▶ _EXERCISE PROMPT_
Output the material beneath exactly, leaving nothing out.

▶ _RECORDED DATA_
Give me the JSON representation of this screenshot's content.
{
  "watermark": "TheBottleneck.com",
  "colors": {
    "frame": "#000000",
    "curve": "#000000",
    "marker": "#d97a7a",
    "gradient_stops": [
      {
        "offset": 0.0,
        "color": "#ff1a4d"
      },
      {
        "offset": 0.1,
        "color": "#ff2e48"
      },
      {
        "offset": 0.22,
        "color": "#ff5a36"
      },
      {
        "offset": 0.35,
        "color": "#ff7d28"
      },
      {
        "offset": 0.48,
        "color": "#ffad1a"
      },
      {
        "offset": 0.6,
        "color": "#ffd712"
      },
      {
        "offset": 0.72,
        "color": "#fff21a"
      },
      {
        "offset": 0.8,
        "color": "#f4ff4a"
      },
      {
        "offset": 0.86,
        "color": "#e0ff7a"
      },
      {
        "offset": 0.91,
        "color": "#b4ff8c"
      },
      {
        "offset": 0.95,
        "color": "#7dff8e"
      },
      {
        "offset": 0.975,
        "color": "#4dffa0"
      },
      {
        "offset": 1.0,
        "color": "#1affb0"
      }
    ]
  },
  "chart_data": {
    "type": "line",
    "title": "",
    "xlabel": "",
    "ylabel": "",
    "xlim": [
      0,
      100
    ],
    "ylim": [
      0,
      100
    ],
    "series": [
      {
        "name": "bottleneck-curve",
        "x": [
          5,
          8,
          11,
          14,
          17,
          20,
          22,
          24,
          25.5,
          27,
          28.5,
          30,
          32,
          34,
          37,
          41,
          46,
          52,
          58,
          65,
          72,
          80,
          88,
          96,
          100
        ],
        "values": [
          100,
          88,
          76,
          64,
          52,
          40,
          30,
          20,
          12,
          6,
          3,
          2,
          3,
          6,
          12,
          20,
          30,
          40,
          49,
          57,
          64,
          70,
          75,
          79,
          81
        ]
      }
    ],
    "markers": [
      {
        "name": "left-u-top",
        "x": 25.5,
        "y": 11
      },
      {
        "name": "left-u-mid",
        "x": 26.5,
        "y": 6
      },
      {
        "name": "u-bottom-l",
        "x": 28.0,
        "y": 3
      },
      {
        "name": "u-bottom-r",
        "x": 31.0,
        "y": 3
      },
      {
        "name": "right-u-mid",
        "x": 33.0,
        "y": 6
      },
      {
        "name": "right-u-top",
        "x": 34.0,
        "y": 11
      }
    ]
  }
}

▶ _WRITTEN ANSWER_
Give me the JSON representation of this screenshot's content.
{
  "watermark": "TheBottleneck.com",
  "colors": {
    "frame": "#000000",
    "curve": "#000000",
    "marker": "#d97a7a",
    "gradient_stops": [
      {
        "offset": 0.0,
        "color": "#ff1a4d"
      },
      {
        "offset": 0.1,
        "color": "#ff2e48"
      },
      {
        "offset": 0.22,
        "color": "#ff5a36"
      },
      {
        "offset": 0.35,
        "color": "#ff7d28"
      },
      {
        "offset": 0.48,
        "color": "#ffad1a"
      },
      {
        "offset": 0.6,
        "color": "#ffd712"
      },
      {
        "offset": 0.72,
        "color": "#fff21a"
      },
      {
        "offset": 0.8,
        "color": "#f4ff4a"
      },
      {
        "offset": 0.86,
        "color": "#e0ff7a"
      },
      {
        "offset": 0.91,
        "color": "#b4ff8c"
      },
      {
        "offset": 0.95,
        "color": "#7dff8e"
      },
      {
        "offset": 0.975,
        "color": "#4dffa0"
      },
      {
        "offset": 1.0,
        "color": "#1affb0"
      }
    ]
  },
  "chart_data": {
    "type": "line",
    "title": "",
    "xlabel": "",
    "ylabel": "",
    "xlim": [
      0,
      100
    ],
    "ylim": [
      0,
      100
    ],
    "series": [
      {
        "name": "bottleneck-curve",
        "x": [
          5,
          8,
          11,
          14,
          17,
          20,
          22,
          24,
          25.5,
          27,
          28.5,
          30,
          32,
          34,
          37,
          41,
          46,
          52,
          58,
          65,
          72,
          80,
          88,
          96,
          100
        ],
        "values": [
          100,
          88,
          76,
          64,
          52,
          40,
          30,
          20,
          12,
          6,
          3,
          2,
          3,
          6,
          12,
          20,
          30,
          40,
          49,
          57,
          64,
          70,
          75,
          79,
          81
        ]
      }
    ],
    "markers": [
      {
        "name": "left-u-top",
        "x": 25.5,
        "y": 11
      },
      {
        "name": "left-u-mid",
        "x": 26.5,
        "y": 6
      },
      {
        "name": "u-bottom-l",
        "x": 28.0,
        "y": 3
      },
      {
        "name": "u-bottom-r",
        "x": 31.0,
        "y": 3
      },
      {
        "name": "right-u-mid",
        "x": 33.0,
        "y": 6
      },
      {
        "name": "right-u-top",
        "x": 34.0,
        "y": 11
      }
    ]
  }
}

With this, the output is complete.